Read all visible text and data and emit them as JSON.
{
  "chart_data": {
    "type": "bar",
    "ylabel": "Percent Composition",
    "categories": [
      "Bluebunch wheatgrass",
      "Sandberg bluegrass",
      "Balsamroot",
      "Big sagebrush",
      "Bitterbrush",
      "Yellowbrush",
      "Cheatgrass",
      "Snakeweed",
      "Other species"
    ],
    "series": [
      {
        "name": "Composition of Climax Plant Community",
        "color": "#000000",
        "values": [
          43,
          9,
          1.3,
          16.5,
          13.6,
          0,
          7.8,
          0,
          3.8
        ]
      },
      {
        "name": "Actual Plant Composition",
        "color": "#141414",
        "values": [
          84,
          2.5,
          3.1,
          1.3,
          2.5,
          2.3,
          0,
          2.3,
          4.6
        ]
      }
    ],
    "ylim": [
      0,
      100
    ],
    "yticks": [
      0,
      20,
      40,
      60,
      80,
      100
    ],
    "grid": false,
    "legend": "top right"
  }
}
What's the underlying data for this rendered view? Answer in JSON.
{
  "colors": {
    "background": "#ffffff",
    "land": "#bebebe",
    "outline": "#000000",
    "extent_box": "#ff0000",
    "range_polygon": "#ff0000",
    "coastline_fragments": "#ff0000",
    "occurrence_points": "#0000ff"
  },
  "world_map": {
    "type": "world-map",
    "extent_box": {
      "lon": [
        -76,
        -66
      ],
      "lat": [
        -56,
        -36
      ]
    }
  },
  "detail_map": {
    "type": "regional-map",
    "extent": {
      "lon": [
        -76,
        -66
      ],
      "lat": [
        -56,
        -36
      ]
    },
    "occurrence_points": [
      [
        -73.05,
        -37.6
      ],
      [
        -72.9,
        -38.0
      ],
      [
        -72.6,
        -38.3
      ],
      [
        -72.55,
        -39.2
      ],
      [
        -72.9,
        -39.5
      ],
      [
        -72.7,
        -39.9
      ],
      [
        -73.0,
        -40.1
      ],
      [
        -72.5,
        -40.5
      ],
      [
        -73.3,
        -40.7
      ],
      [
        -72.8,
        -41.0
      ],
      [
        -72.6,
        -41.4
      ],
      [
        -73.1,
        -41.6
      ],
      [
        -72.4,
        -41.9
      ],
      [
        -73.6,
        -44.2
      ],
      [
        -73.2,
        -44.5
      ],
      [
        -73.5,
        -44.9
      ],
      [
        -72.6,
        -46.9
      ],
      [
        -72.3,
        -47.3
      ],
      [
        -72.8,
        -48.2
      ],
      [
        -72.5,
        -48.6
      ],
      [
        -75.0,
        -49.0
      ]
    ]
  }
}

....

**EXERCISE GOAL**. Write out the whole listing exactly.

**OUTPUT OF THE TASK**.
Read all visible text and data and emit them as JSON.
{
  "chart_data": {
    "type": "bar",
    "ylabel": "Percent Composition",
    "categories": [
      "Bluebunch wheatgrass",
      "Sandberg bluegrass",
      "Balsamroot",
      "Big sagebrush",
      "Bitterbrush",
      "Yellowbrush",
      "Cheatgrass",
      "Snakeweed",
      "Other species"
    ],
    "series": [
      {
        "name": "Composition of Climax Plant Community",
        "color": "#000000",
        "values": [
          43,
          9,
          1.3,
          16.5,
          13.6,
          0,
          7.8,
          0,
          3.8
        ]
      },
      {
        "name": "Actual Plant Composition",
        "color": "#141414",
        "values": [
          84,
          2.5,
          3.1,
          1.3,
          2.5,
          2.3,
          0,
          2.3,
          4.6
        ]
      }
    ],
    "ylim": [
      0,
      100
    ],
    "yticks": [
      0,
      20,
      40,
      60,
      80,
      100
    ],
    "grid": false,
    "legend": "top right"
  }
}
What's the underlying data for this rendered view? Answer in JSON.
{
  "colors": {
    "background": "#ffffff",
    "land": "#bebebe",
    "outline": "#000000",
    "extent_box": "#ff0000",
    "range_polygon": "#ff0000",
    "coastline_fragments": "#ff0000",
    "occurrence_points": "#0000ff"
  },
  "world_map": {
    "type": "world-map",
    "extent_box": {
      "lon": [
        -76,
        -66
      ],
      "lat": [
        -56,
        -36
      ]
    }
  },
  "detail_map": {
    "type": "regional-map",
    "extent": {
      "lon": [
        -76,
        -66
      ],
      "lat": [
        -56,
        -36
      ]
    },
    "occurrence_points": [
      [
        -73.05,
        -37.6
      ],
      [
        -72.9,
        -38.0
      ],
      [
        -72.6,
        -38.3
      ],
      [
        -72.55,
        -39.2
      ],
      [
        -72.9,
        -39.5
      ],
      [
        -72.7,
        -39.9
      ],
      [
        -73.0,
        -40.1
      ],
      [
        -72.5,
        -40.5
      ],
      [
        -73.3,
        -40.7
      ],
      [
        -72.8,
        -41.0
      ],
      [
        -72.6,
        -41.4
      ],
      [
        -73.1,
        -41.6
      ],
      [
        -72.4,
        -41.9
      ],
      [
        -73.6,
        -44.2
      ],
      [
        -73.2,
        -44.5
      ],
      [
        -73.5,
        -44.9
      ],
      [
        -72.6,
        -46.9
      ],
      [
        -72.3,
        -47.3
      ],
      [
        -72.8,
        -48.2
      ],
      [
        -72.5,
        -48.6
      ],
      [
        -75.0,
        -49.0
      ]
    ]
  }
}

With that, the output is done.